[Dataset rows]
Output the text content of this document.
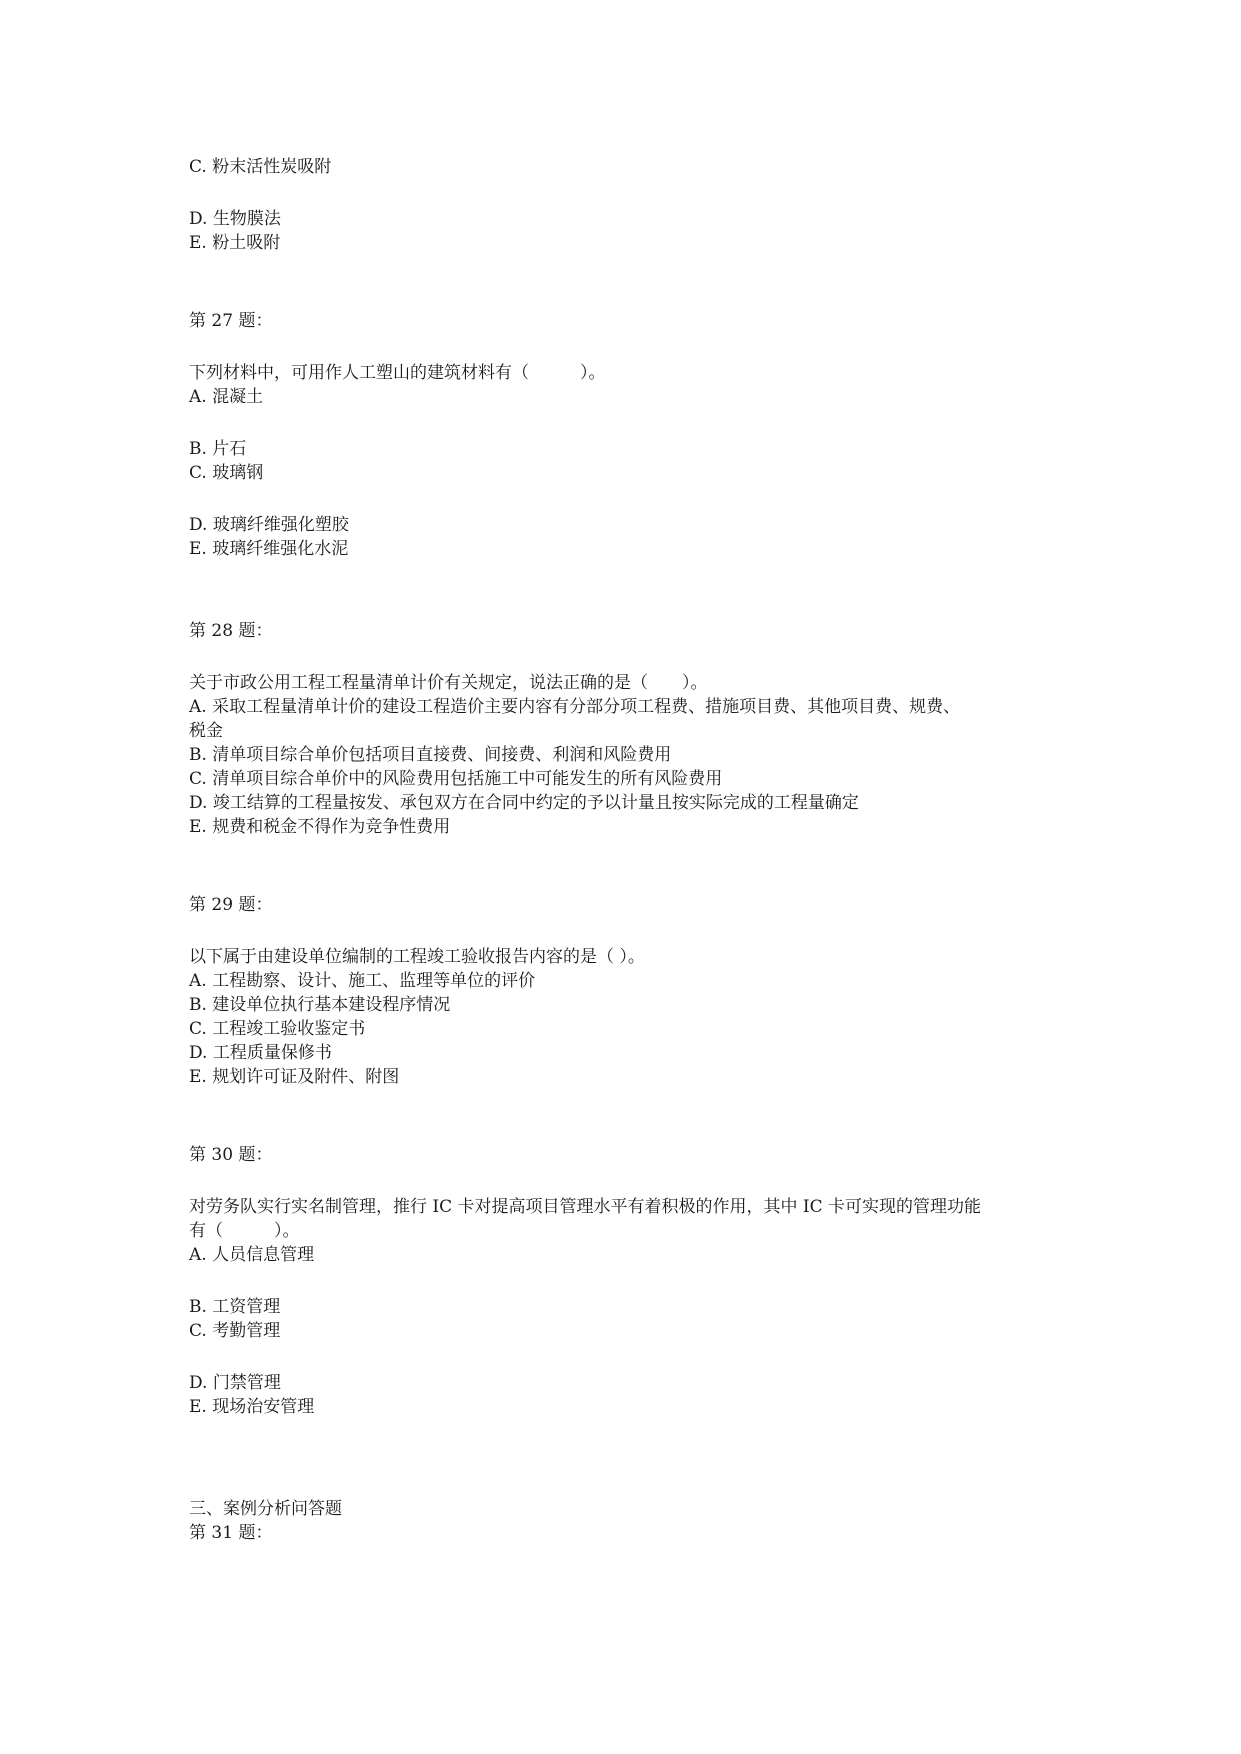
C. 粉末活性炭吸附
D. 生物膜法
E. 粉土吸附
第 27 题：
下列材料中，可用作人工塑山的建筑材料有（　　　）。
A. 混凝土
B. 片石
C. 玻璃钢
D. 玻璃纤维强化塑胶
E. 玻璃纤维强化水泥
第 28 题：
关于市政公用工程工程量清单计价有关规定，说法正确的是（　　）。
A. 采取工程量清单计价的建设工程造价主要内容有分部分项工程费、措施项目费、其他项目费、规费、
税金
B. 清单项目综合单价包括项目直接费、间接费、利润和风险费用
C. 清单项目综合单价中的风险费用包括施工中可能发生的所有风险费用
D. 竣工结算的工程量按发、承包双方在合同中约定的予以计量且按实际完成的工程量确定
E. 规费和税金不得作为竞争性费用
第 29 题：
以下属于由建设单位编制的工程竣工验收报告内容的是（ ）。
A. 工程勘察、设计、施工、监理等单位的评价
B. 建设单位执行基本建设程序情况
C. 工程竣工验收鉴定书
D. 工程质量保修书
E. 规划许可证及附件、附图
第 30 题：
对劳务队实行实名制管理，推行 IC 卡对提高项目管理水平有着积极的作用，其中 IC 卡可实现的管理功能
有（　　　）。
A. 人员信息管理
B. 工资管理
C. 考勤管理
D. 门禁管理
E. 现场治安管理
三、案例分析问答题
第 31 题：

| Short exercise |
Restate the whole listing above exactly, except for its images.

| Output for this exercise |
Output the text content of this document.
C. 粉末活性炭吸附
D. 生物膜法
E. 粉土吸附
第 27 题：
下列材料中，可用作人工塑山的建筑材料有（　　　）。
A. 混凝土
B. 片石
C. 玻璃钢
D. 玻璃纤维强化塑胶
E. 玻璃纤维强化水泥
第 28 题：
关于市政公用工程工程量清单计价有关规定，说法正确的是（　　）。
A. 采取工程量清单计价的建设工程造价主要内容有分部分项工程费、措施项目费、其他项目费、规费、
税金
B. 清单项目综合单价包括项目直接费、间接费、利润和风险费用
C. 清单项目综合单价中的风险费用包括施工中可能发生的所有风险费用
D. 竣工结算的工程量按发、承包双方在合同中约定的予以计量且按实际完成的工程量确定
E. 规费和税金不得作为竞争性费用
第 29 题：
以下属于由建设单位编制的工程竣工验收报告内容的是（ ）。
A. 工程勘察、设计、施工、监理等单位的评价
B. 建设单位执行基本建设程序情况
C. 工程竣工验收鉴定书
D. 工程质量保修书
E. 规划许可证及附件、附图
第 30 题：
对劳务队实行实名制管理，推行 IC 卡对提高项目管理水平有着积极的作用，其中 IC 卡可实现的管理功能
有（　　　）。
A. 人员信息管理
B. 工资管理
C. 考勤管理
D. 门禁管理
E. 现场治安管理
三、案例分析问答题
第 31 题：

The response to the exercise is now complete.